WHAT TO DO » Keep only the lines of the listing that include the word "number", and copy them.

START DATA FOR PROCESSING

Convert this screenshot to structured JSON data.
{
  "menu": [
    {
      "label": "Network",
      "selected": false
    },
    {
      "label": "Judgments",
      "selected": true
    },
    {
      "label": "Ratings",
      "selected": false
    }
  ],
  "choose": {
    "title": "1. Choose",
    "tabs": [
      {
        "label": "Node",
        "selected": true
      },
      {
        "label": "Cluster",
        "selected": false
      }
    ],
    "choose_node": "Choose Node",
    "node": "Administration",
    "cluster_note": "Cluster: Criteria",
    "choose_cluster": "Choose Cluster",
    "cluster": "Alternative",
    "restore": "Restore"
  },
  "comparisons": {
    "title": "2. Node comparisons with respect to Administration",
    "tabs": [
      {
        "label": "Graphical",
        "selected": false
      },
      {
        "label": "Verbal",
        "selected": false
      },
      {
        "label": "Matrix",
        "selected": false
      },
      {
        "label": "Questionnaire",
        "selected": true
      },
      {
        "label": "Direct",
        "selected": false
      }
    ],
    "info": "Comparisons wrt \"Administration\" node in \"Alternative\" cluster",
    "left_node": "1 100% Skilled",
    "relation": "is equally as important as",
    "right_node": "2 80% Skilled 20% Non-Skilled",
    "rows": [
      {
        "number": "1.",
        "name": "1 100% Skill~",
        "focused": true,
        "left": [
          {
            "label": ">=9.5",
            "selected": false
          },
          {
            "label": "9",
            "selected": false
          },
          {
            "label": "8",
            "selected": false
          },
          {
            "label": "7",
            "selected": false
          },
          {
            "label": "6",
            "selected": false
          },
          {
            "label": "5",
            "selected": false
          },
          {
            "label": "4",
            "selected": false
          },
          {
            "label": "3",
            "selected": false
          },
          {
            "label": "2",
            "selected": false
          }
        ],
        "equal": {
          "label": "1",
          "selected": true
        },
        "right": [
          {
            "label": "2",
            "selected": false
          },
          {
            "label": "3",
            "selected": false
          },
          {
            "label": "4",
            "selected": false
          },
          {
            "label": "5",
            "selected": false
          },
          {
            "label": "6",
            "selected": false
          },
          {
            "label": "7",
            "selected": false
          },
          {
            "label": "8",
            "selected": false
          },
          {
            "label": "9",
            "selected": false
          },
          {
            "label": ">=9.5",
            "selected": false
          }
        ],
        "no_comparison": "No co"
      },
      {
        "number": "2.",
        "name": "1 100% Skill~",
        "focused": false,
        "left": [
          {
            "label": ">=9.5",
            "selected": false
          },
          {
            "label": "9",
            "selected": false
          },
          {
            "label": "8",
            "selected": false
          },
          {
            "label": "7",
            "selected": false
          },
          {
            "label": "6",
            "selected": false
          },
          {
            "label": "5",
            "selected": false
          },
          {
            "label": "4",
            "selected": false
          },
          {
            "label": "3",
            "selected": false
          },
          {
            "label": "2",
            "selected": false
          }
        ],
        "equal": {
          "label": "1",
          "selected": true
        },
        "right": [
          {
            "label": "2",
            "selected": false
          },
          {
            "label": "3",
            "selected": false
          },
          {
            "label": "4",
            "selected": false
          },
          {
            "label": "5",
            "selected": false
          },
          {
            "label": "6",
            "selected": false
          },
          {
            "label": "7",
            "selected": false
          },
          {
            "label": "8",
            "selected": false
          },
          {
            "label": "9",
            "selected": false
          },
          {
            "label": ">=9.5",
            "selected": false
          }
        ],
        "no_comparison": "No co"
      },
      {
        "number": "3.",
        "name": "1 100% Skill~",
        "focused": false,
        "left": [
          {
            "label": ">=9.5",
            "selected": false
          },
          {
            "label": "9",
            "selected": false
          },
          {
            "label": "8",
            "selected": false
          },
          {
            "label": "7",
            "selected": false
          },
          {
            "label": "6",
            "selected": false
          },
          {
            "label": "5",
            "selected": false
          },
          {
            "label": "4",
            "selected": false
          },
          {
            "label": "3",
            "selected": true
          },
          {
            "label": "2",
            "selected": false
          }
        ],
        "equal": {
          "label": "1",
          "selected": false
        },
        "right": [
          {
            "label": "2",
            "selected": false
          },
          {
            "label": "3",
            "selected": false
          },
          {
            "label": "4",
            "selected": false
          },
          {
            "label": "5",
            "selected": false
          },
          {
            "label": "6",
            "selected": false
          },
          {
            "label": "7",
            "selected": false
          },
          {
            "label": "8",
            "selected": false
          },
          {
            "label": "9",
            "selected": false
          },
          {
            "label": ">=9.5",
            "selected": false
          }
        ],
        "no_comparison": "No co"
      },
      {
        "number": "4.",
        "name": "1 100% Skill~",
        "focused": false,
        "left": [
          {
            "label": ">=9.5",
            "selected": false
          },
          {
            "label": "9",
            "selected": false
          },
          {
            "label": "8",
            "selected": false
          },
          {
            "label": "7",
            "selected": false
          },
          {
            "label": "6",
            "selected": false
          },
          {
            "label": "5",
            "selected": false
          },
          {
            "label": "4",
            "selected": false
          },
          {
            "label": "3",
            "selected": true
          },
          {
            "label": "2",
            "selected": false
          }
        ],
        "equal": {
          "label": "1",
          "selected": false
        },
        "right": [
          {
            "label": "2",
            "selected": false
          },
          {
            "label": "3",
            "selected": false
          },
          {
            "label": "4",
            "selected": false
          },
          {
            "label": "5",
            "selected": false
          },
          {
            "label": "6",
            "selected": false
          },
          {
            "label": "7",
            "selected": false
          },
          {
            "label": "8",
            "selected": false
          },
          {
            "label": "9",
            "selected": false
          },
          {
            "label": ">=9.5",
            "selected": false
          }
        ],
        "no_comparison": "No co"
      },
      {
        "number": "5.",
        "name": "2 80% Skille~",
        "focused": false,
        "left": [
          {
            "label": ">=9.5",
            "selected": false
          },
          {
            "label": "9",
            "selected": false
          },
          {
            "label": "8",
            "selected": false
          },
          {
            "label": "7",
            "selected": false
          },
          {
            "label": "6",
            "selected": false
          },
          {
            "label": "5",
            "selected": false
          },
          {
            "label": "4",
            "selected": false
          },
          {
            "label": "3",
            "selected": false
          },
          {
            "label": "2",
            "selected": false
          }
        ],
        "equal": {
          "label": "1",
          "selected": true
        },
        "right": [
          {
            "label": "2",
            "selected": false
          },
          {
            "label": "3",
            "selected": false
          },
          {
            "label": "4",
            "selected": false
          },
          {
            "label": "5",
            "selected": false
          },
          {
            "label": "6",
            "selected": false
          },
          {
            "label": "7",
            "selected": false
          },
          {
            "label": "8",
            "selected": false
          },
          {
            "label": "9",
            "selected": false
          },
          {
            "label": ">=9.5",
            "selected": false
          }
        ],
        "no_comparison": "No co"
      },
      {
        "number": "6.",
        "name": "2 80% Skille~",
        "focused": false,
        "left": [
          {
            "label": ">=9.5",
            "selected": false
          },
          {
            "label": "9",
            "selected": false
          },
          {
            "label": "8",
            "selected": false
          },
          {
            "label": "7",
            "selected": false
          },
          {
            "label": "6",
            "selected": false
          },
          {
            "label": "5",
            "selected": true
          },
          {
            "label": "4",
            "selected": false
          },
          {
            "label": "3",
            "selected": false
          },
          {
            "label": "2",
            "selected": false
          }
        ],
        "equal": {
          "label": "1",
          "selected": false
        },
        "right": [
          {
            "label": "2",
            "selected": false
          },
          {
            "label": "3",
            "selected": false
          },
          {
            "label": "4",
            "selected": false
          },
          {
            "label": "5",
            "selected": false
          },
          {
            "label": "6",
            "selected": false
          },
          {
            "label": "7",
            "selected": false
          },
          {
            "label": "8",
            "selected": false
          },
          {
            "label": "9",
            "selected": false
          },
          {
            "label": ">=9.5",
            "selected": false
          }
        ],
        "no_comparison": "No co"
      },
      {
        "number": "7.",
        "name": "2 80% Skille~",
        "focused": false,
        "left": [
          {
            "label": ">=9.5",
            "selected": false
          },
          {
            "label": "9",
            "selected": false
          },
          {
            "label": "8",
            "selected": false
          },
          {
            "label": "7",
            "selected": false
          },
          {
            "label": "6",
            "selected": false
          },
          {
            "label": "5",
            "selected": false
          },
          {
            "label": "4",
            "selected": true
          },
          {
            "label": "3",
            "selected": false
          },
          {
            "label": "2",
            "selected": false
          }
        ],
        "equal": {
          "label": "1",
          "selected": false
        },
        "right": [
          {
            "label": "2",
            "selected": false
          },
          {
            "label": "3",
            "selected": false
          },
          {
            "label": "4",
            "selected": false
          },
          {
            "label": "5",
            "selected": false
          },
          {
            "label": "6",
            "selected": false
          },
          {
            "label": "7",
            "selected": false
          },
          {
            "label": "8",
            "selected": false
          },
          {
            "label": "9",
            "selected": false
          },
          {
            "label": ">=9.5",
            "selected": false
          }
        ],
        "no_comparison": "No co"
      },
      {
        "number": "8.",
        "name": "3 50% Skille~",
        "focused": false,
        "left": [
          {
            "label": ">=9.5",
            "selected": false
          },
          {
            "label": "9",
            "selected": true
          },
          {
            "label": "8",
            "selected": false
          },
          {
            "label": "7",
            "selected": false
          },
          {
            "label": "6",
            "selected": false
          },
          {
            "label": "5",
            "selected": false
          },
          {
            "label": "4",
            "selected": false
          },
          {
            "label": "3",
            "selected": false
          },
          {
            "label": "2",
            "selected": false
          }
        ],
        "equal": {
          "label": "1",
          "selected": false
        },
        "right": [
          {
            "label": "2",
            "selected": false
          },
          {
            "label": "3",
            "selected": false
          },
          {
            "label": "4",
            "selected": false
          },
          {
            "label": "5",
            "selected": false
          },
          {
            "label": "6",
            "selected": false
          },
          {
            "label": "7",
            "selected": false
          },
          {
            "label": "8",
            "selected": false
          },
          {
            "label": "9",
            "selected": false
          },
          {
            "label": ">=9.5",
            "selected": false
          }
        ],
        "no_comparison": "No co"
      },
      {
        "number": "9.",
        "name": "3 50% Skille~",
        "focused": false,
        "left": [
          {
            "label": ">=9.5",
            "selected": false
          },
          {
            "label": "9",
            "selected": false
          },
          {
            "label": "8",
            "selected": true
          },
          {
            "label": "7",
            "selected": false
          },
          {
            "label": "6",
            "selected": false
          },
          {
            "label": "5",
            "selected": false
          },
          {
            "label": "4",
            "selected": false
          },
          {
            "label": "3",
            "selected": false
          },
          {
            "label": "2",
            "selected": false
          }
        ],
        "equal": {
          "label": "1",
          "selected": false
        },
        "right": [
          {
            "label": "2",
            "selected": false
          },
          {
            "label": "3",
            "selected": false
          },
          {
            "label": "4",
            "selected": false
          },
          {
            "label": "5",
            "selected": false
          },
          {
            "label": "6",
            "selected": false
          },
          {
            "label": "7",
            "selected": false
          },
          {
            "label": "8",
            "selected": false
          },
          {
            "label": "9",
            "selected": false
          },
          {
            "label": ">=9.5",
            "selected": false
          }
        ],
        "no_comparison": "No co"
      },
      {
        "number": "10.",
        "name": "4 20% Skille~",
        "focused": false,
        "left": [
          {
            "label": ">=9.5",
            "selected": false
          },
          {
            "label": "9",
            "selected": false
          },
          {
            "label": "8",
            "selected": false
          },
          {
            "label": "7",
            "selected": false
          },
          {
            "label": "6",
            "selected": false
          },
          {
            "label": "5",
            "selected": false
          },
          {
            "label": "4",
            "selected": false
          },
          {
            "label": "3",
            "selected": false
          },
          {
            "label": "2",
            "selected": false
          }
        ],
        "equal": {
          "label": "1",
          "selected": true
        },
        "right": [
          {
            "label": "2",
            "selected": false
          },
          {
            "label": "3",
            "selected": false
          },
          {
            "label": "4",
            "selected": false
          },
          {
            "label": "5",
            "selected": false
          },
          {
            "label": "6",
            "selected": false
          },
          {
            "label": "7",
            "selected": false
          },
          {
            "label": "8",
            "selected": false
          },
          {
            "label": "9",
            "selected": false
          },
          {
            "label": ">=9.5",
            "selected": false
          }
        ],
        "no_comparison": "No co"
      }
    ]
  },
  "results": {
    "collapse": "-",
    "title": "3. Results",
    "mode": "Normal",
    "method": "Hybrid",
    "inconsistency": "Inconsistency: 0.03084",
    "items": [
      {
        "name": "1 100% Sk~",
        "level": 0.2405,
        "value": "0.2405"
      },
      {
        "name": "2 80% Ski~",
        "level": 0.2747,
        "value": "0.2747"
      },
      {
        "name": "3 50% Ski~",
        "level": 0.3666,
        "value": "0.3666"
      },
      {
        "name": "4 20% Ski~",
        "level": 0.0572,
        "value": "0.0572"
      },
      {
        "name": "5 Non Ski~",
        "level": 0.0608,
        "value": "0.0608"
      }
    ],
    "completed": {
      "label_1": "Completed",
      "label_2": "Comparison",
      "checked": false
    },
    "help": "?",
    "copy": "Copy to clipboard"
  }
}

END DATA FOR PROCESSING

IN RESPONSE »
        "number": "1.",
        "number": "2.",
        "number": "3.",
        "number": "4.",
        "number": "5.",
        "number": "6.",
        "number": "7.",
        "number": "8.",
        "number": "9.",
        "number": "10.",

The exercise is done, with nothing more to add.